##### Entries
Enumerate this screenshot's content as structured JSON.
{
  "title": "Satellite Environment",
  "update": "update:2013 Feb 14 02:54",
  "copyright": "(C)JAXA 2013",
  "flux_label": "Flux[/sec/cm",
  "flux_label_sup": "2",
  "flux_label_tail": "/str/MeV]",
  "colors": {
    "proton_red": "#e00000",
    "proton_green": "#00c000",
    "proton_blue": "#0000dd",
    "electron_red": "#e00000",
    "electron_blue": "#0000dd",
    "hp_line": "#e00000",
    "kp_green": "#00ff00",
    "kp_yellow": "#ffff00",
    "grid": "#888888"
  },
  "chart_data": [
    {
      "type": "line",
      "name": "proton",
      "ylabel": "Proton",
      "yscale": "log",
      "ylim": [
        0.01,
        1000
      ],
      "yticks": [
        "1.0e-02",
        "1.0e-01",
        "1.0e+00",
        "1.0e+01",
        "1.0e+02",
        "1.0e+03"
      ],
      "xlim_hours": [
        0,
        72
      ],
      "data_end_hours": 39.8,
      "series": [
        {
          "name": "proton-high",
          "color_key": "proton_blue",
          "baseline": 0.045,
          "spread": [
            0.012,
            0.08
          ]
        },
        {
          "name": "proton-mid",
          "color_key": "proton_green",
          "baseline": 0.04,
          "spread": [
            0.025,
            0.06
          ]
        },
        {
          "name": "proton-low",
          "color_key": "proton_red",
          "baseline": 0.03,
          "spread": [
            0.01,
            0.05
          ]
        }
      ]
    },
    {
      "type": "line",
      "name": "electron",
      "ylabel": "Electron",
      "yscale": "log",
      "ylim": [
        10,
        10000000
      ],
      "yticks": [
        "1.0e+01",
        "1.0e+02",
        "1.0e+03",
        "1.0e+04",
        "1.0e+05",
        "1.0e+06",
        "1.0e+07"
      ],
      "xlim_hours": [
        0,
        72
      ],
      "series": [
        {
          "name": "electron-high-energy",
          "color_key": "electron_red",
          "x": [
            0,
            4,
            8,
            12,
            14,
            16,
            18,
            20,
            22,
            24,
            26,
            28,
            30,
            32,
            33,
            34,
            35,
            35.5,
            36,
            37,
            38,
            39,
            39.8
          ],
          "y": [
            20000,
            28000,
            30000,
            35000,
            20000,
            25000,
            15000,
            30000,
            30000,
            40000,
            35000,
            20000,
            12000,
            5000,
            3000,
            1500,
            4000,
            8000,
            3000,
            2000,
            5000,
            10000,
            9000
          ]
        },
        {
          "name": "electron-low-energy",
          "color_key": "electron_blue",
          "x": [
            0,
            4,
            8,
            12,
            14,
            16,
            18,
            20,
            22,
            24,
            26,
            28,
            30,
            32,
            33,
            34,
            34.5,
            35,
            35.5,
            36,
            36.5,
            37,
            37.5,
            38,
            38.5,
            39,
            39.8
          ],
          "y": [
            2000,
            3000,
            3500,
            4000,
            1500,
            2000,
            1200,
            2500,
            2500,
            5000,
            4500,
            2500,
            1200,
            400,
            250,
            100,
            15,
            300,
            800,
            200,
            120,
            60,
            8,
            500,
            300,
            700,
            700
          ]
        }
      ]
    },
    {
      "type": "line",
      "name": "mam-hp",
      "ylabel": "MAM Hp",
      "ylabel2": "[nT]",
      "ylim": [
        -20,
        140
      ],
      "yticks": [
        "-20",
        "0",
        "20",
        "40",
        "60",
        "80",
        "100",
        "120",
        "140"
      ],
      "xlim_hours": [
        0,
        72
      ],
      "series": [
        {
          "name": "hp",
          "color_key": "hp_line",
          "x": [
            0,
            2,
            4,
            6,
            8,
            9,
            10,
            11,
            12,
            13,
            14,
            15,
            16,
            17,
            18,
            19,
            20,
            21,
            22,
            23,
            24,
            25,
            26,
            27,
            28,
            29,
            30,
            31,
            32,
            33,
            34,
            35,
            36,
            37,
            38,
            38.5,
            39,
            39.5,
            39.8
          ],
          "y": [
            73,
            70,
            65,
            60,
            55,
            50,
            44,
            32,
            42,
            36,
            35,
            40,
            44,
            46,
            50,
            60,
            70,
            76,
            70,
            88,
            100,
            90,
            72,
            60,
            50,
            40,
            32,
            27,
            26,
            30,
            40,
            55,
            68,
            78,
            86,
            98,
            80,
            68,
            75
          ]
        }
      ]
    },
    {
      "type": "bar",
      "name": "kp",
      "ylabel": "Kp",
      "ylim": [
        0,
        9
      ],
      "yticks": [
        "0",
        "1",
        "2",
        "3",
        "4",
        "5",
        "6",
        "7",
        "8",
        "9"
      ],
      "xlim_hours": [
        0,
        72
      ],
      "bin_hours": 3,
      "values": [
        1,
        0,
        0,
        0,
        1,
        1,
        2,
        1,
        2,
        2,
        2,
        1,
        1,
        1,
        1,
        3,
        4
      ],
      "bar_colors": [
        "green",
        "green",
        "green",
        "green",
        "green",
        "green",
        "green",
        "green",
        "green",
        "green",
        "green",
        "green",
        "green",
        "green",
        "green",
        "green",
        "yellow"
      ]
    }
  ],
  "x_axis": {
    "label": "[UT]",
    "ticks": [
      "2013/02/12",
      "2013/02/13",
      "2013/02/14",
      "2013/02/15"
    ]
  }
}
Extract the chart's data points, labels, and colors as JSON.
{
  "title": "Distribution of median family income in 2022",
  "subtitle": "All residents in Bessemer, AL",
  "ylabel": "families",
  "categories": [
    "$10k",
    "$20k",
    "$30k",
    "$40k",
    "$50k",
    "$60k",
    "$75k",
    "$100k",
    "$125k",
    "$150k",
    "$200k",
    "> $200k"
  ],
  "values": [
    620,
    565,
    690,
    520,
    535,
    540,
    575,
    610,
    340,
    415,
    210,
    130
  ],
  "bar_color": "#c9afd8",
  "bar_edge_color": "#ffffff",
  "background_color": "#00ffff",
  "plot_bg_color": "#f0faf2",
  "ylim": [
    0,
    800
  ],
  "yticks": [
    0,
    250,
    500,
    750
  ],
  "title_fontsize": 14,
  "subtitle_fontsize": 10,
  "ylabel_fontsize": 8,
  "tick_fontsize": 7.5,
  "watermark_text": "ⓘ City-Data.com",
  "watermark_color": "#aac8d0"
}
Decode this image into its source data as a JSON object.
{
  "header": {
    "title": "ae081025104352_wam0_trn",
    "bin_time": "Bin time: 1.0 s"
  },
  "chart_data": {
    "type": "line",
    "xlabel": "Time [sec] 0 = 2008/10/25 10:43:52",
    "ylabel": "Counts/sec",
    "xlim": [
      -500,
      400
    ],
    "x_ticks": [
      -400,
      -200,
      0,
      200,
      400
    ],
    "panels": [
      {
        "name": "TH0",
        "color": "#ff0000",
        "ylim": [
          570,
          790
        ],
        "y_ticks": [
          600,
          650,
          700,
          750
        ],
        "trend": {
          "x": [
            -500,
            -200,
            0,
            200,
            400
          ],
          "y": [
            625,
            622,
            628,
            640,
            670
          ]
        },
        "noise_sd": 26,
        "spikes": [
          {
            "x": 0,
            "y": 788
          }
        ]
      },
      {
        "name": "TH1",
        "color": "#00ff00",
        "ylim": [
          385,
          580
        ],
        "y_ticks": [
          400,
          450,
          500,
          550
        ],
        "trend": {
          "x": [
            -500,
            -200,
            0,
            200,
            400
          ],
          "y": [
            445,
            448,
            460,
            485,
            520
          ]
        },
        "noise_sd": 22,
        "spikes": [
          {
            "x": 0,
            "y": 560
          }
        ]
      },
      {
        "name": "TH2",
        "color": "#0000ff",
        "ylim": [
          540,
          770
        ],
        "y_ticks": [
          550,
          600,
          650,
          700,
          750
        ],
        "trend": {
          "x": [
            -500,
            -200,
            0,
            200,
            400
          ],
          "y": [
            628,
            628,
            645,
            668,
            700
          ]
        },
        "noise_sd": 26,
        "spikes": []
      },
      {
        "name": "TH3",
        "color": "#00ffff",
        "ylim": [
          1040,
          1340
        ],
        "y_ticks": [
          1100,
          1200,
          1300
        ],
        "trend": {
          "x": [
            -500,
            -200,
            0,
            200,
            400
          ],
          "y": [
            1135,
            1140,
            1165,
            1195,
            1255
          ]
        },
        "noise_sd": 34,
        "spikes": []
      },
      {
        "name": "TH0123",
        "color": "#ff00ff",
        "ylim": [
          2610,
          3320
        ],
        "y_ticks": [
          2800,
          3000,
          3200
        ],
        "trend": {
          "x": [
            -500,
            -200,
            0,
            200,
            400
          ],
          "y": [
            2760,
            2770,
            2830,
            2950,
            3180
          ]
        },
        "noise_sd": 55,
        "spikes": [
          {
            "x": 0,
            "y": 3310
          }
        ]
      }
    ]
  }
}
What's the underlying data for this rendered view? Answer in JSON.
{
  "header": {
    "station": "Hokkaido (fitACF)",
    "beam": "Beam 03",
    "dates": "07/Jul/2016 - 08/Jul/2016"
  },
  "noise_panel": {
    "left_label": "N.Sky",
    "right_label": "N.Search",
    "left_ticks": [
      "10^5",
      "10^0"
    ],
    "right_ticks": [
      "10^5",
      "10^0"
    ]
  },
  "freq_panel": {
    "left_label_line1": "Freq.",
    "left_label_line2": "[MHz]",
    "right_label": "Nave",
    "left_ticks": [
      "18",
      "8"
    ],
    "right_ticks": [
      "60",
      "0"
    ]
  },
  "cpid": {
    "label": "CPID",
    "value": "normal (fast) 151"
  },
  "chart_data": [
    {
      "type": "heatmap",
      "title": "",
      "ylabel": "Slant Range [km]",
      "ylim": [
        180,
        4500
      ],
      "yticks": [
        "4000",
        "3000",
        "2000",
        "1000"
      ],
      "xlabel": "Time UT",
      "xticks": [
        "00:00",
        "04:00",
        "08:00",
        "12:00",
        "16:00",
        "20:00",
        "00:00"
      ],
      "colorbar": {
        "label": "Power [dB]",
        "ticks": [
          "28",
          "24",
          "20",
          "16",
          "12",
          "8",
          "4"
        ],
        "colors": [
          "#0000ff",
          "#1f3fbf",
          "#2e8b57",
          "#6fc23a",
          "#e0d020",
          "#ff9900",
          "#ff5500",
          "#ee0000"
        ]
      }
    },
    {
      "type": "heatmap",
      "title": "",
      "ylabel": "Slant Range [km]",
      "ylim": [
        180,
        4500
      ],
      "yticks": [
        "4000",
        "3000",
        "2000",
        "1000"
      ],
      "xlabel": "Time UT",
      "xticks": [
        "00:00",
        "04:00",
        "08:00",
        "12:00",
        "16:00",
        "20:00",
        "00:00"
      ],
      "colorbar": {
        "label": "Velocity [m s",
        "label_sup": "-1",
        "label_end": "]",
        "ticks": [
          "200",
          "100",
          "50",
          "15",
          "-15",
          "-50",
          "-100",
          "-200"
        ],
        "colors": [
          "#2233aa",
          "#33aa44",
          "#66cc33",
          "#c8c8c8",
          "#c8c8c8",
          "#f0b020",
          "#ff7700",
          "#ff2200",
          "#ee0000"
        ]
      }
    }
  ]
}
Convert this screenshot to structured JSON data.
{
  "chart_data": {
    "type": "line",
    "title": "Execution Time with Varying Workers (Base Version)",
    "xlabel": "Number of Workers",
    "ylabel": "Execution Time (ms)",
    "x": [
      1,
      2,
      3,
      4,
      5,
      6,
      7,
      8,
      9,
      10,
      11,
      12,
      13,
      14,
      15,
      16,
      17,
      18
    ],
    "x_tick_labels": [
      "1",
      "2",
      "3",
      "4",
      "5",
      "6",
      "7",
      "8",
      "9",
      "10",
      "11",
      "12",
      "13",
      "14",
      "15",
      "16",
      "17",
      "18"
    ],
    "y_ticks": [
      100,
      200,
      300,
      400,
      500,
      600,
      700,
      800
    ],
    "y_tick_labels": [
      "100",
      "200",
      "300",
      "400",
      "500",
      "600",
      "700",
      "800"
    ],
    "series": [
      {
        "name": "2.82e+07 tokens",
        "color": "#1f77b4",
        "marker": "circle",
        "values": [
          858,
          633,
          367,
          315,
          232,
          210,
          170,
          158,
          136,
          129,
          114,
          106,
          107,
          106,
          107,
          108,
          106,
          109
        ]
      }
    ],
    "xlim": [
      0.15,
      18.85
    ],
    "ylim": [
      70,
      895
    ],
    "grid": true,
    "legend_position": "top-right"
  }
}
##########
- What to do -
Locate the lines above that contain "baseline" and copy them.

- Answer to the problem -
          "baseline": 0.045,
          "baseline": 0.04,
          "baseline": 0.03,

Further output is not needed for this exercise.